* **What to do**:
Examine each line of the data. Copy those that contain the string "juin".

++++++++++++++++++++

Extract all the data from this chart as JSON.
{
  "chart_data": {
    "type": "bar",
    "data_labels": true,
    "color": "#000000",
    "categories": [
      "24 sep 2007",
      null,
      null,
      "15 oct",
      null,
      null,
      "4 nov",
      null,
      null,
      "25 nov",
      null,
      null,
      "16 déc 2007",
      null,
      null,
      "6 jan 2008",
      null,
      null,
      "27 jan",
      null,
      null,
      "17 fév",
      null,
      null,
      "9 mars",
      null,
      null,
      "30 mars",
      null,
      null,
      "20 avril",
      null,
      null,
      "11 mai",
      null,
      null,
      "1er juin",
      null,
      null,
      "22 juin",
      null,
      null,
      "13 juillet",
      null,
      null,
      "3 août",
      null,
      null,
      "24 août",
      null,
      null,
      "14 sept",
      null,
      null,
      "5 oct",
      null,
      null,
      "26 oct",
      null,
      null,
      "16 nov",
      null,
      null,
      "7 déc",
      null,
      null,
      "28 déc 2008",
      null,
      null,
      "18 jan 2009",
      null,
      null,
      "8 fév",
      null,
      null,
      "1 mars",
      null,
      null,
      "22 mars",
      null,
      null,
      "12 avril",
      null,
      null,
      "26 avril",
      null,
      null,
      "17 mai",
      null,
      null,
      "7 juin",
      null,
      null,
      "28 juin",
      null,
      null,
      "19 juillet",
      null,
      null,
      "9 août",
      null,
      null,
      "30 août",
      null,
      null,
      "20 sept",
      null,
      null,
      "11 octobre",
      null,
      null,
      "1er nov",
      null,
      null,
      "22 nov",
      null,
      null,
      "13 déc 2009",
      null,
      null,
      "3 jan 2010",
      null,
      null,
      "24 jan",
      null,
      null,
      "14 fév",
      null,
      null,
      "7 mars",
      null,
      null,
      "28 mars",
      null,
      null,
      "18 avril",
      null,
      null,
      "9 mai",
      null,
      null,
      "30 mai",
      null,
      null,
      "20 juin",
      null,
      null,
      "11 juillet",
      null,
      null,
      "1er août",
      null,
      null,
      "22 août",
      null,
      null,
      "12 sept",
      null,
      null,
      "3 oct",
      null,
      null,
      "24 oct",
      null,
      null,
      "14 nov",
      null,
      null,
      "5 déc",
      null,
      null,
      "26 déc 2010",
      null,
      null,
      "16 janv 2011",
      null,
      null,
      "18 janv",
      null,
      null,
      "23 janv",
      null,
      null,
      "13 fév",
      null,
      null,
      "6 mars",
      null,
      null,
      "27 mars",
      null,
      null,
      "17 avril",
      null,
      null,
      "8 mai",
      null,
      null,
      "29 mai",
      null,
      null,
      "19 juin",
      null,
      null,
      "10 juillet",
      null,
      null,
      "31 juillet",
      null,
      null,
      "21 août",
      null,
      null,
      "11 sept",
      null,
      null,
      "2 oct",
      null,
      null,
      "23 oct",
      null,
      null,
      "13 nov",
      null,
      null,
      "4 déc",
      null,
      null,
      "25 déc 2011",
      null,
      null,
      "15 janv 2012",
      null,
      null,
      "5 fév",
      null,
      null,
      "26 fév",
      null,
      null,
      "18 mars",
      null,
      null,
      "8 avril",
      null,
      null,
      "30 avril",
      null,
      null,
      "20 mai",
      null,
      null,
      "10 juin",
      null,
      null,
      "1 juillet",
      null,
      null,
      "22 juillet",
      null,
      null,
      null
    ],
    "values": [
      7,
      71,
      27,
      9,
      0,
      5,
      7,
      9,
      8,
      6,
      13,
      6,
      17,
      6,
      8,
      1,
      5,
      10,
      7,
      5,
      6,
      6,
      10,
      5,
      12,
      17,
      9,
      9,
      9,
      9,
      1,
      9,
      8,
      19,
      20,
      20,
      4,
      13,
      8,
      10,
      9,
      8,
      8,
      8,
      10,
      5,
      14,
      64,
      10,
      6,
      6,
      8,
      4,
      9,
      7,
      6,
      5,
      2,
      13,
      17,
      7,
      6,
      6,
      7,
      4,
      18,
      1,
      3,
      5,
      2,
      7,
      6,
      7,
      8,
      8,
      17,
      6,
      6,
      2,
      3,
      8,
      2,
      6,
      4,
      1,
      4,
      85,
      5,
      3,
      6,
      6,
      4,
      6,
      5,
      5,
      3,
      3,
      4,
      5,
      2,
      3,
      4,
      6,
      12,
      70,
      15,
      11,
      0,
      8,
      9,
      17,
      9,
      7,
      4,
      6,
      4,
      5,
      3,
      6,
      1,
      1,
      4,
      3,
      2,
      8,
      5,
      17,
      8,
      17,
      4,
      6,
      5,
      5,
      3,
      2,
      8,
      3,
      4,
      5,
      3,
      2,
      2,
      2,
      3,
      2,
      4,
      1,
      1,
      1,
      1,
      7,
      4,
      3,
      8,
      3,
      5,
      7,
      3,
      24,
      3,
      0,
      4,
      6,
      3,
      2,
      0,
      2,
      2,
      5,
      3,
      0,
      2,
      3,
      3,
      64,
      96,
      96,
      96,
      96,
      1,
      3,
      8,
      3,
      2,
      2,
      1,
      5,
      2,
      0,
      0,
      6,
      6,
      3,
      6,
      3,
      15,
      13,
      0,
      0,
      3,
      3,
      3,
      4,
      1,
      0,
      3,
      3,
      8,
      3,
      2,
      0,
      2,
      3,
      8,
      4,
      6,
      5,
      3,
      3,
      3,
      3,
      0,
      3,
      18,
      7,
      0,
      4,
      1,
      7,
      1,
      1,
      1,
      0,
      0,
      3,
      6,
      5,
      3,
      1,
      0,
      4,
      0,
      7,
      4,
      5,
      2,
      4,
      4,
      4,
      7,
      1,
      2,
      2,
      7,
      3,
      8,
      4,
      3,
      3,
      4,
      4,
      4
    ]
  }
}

++++++++++++++++++++

* **Solution**:
      "1er juin",
      "22 juin",
      "7 juin",
      "28 juin",
      "20 juin",
      "19 juin",
      "10 juin",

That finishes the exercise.